- What to work on
Filter the entries that follow, copying every line in which the word "just" appears.

- Exercise input
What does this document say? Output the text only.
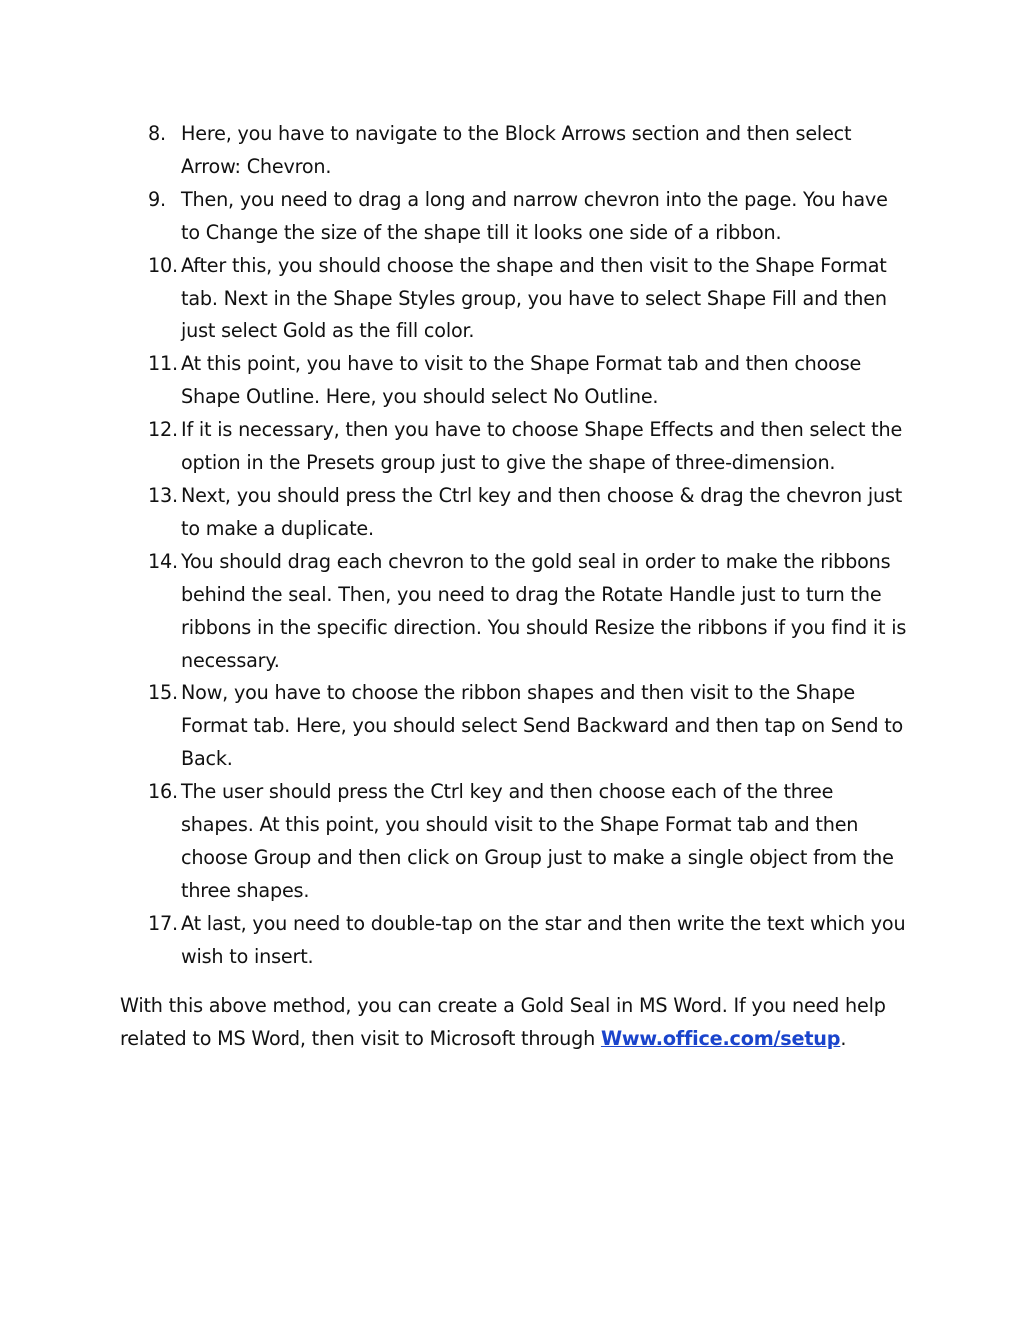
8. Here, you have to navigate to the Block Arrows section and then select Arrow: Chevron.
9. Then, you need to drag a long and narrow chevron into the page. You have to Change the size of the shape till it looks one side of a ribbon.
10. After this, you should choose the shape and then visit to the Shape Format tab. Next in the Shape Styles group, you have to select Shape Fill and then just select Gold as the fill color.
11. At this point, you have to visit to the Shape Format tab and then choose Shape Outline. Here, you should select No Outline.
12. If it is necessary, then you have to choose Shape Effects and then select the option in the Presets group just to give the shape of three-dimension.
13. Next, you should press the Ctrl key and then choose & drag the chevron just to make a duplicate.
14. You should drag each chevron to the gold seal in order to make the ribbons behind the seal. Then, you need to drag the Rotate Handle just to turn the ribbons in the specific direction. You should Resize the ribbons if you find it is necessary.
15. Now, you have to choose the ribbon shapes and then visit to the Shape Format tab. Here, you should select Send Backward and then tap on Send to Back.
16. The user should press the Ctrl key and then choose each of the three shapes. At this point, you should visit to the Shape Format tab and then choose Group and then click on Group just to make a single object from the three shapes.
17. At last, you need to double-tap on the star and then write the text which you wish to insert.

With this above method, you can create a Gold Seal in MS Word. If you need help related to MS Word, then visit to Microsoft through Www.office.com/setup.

--

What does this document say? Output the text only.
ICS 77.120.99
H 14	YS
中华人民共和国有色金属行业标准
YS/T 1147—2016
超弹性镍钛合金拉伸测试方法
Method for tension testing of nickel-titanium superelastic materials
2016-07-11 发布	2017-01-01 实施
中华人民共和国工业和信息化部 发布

...

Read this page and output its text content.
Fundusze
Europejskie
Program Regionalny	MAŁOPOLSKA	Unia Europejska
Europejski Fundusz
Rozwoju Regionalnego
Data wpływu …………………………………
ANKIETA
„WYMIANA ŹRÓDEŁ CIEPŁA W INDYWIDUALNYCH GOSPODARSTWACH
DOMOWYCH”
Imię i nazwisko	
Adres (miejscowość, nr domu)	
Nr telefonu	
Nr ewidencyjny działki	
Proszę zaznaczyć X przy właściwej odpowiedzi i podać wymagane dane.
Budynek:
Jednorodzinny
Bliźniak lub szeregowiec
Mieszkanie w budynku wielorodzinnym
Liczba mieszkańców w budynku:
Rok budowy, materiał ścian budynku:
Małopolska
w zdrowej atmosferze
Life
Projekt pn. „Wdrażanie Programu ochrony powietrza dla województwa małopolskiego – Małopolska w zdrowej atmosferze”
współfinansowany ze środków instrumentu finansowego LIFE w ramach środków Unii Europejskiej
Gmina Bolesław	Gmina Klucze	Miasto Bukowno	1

- Solution to this problem
10. After this, you should choose the shape and then visit to the Shape Format tab. Next in the Shape Styles group, you have to select Shape Fill and then just select Gold as the fill color.
12. If it is necessary, then you have to choose Shape Effects and then select the option in the Presets group just to give the shape of three-dimension.
13. Next, you should press the Ctrl key and then choose & drag the chevron just to make a duplicate.
14. You should drag each chevron to the gold seal in order to make the ribbons behind the seal. Then, you need to drag the Rotate Handle just to turn the ribbons in the specific direction. You should Resize the ribbons if you find it is necessary.
16. The user should press the Ctrl key and then choose each of the three shapes. At this point, you should visit to the Shape Format tab and then choose Group and then click on Group just to make a single object from the three shapes.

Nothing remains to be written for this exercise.